## Start RECORD SET

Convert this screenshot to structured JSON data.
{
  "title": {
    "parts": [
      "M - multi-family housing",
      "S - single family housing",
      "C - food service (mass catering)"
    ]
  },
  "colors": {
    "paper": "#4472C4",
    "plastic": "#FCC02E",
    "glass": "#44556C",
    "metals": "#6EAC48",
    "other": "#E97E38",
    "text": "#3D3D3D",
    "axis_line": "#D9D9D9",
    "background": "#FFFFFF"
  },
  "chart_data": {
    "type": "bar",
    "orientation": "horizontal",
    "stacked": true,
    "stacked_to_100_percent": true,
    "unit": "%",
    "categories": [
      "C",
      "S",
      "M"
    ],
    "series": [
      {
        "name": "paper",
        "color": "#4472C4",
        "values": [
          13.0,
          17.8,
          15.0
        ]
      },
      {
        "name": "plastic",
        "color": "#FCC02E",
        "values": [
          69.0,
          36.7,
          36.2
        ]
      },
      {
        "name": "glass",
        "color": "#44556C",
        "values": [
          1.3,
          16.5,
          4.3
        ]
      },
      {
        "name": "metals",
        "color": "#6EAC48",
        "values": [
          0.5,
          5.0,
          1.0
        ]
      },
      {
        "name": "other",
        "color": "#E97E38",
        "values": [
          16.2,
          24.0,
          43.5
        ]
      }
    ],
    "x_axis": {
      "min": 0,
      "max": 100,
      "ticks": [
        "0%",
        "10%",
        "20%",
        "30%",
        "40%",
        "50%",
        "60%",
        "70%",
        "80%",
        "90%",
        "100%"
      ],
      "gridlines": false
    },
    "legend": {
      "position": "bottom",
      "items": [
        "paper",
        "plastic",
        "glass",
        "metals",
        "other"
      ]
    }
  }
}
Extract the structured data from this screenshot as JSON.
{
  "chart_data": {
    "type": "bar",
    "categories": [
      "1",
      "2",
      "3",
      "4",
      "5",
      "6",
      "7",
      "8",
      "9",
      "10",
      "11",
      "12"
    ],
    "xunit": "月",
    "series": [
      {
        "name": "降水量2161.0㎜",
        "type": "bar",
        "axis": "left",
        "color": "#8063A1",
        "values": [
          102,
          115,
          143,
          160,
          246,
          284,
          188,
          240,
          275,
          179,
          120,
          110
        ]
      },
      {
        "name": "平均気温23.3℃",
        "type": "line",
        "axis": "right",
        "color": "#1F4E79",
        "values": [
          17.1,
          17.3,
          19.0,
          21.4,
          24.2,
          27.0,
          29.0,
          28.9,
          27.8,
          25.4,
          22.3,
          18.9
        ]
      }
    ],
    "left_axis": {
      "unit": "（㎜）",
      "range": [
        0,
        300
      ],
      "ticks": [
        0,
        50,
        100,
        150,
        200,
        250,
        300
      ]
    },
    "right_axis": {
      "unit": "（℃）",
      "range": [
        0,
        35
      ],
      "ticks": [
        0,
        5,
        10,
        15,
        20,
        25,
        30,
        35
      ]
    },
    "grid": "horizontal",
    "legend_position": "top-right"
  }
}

## End RECORD SET

EXERCISE DETAILS:
Word for word, quote all of the data above.

RESULT OF THE EXERCISE:
Convert this screenshot to structured JSON data.
{
  "title": {
    "parts": [
      "M - multi-family housing",
      "S - single family housing",
      "C - food service (mass catering)"
    ]
  },
  "colors": {
    "paper": "#4472C4",
    "plastic": "#FCC02E",
    "glass": "#44556C",
    "metals": "#6EAC48",
    "other": "#E97E38",
    "text": "#3D3D3D",
    "axis_line": "#D9D9D9",
    "background": "#FFFFFF"
  },
  "chart_data": {
    "type": "bar",
    "orientation": "horizontal",
    "stacked": true,
    "stacked_to_100_percent": true,
    "unit": "%",
    "categories": [
      "C",
      "S",
      "M"
    ],
    "series": [
      {
        "name": "paper",
        "color": "#4472C4",
        "values": [
          13.0,
          17.8,
          15.0
        ]
      },
      {
        "name": "plastic",
        "color": "#FCC02E",
        "values": [
          69.0,
          36.7,
          36.2
        ]
      },
      {
        "name": "glass",
        "color": "#44556C",
        "values": [
          1.3,
          16.5,
          4.3
        ]
      },
      {
        "name": "metals",
        "color": "#6EAC48",
        "values": [
          0.5,
          5.0,
          1.0
        ]
      },
      {
        "name": "other",
        "color": "#E97E38",
        "values": [
          16.2,
          24.0,
          43.5
        ]
      }
    ],
    "x_axis": {
      "min": 0,
      "max": 100,
      "ticks": [
        "0%",
        "10%",
        "20%",
        "30%",
        "40%",
        "50%",
        "60%",
        "70%",
        "80%",
        "90%",
        "100%"
      ],
      "gridlines": false
    },
    "legend": {
      "position": "bottom",
      "items": [
        "paper",
        "plastic",
        "glass",
        "metals",
        "other"
      ]
    }
  }
}
Extract the structured data from this screenshot as JSON.
{
  "chart_data": {
    "type": "bar",
    "categories": [
      "1",
      "2",
      "3",
      "4",
      "5",
      "6",
      "7",
      "8",
      "9",
      "10",
      "11",
      "12"
    ],
    "xunit": "月",
    "series": [
      {
        "name": "降水量2161.0㎜",
        "type": "bar",
        "axis": "left",
        "color": "#8063A1",
        "values": [
          102,
          115,
          143,
          160,
          246,
          284,
          188,
          240,
          275,
          179,
          120,
          110
        ]
      },
      {
        "name": "平均気温23.3℃",
        "type": "line",
        "axis": "right",
        "color": "#1F4E79",
        "values": [
          17.1,
          17.3,
          19.0,
          21.4,
          24.2,
          27.0,
          29.0,
          28.9,
          27.8,
          25.4,
          22.3,
          18.9
        ]
      }
    ],
    "left_axis": {
      "unit": "（㎜）",
      "range": [
        0,
        300
      ],
      "ticks": [
        0,
        50,
        100,
        150,
        200,
        250,
        300
      ]
    },
    "right_axis": {
      "unit": "（℃）",
      "range": [
        0,
        35
      ],
      "ticks": [
        0,
        5,
        10,
        15,
        20,
        25,
        30,
        35
      ]
    },
    "grid": "horizontal",
    "legend_position": "top-right"
  }
}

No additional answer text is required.